#### SUPPLIED INFORMATION:
------------------------------------------------------------
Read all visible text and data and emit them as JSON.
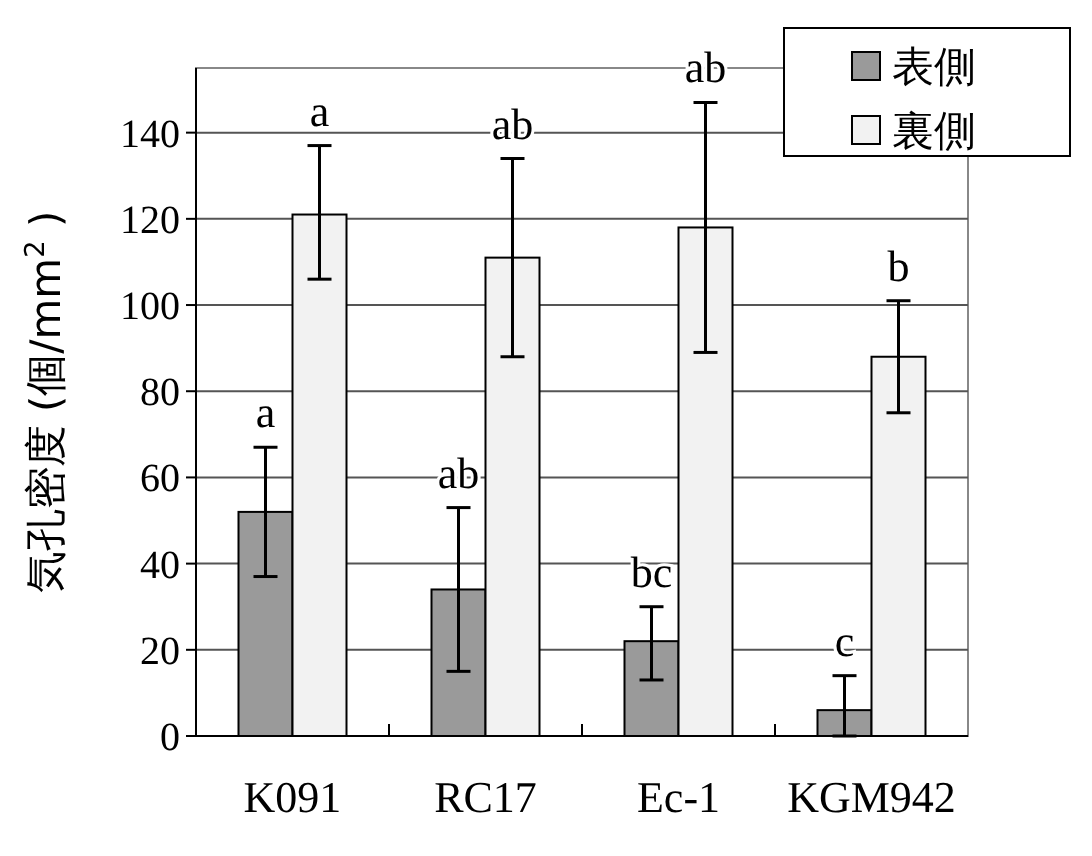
{
  "chart_data": {
    "type": "bar",
    "ylabel": "気孔密度 (個/mm$^{2}$)",
    "categories": [
      "K091",
      "RC17",
      "Ec-1",
      "KGM942"
    ],
    "series": [
      {
        "name": "表側",
        "color": "#9a9a9a",
        "values": [
          52,
          34,
          22,
          6
        ],
        "errors": [
          [
            37,
            67
          ],
          [
            15,
            53
          ],
          [
            13,
            30
          ],
          [
            0,
            14
          ]
        ]
      },
      {
        "name": "裏側",
        "color": "#f2f2f2",
        "values": [
          121,
          111,
          118,
          88
        ],
        "errors": [
          [
            106,
            137
          ],
          [
            88,
            134
          ],
          [
            89,
            147
          ],
          [
            75,
            101
          ]
        ]
      }
    ],
    "ylim": [
      0,
      155
    ],
    "yticks": [
      0,
      20,
      40,
      60,
      80,
      100,
      120,
      140
    ],
    "grid": "y",
    "legend": "top right",
    "annotations": [
      "a",
      "ab",
      "bc",
      "c",
      "a",
      "ab",
      "ab",
      "b"
    ]
  }
}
------------------------------------------------------------
#### EXERCISE TASK:
Exactly as written, return every line of the listing, but not the pictures.

#### OUTPUT OF THE EXERCISE:
Read all visible text and data and emit them as JSON.
{
  "chart_data": {
    "type": "bar",
    "ylabel": "気孔密度 (個/mm$^{2}$)",
    "categories": [
      "K091",
      "RC17",
      "Ec-1",
      "KGM942"
    ],
    "series": [
      {
        "name": "表側",
        "color": "#9a9a9a",
        "values": [
          52,
          34,
          22,
          6
        ],
        "errors": [
          [
            37,
            67
          ],
          [
            15,
            53
          ],
          [
            13,
            30
          ],
          [
            0,
            14
          ]
        ]
      },
      {
        "name": "裏側",
        "color": "#f2f2f2",
        "values": [
          121,
          111,
          118,
          88
        ],
        "errors": [
          [
            106,
            137
          ],
          [
            88,
            134
          ],
          [
            89,
            147
          ],
          [
            75,
            101
          ]
        ]
      }
    ],
    "ylim": [
      0,
      155
    ],
    "yticks": [
      0,
      20,
      40,
      60,
      80,
      100,
      120,
      140
    ],
    "grid": "y",
    "legend": "top right",
    "annotations": [
      "a",
      "ab",
      "bc",
      "c",
      "a",
      "ab",
      "ab",
      "b"
    ]
  }
}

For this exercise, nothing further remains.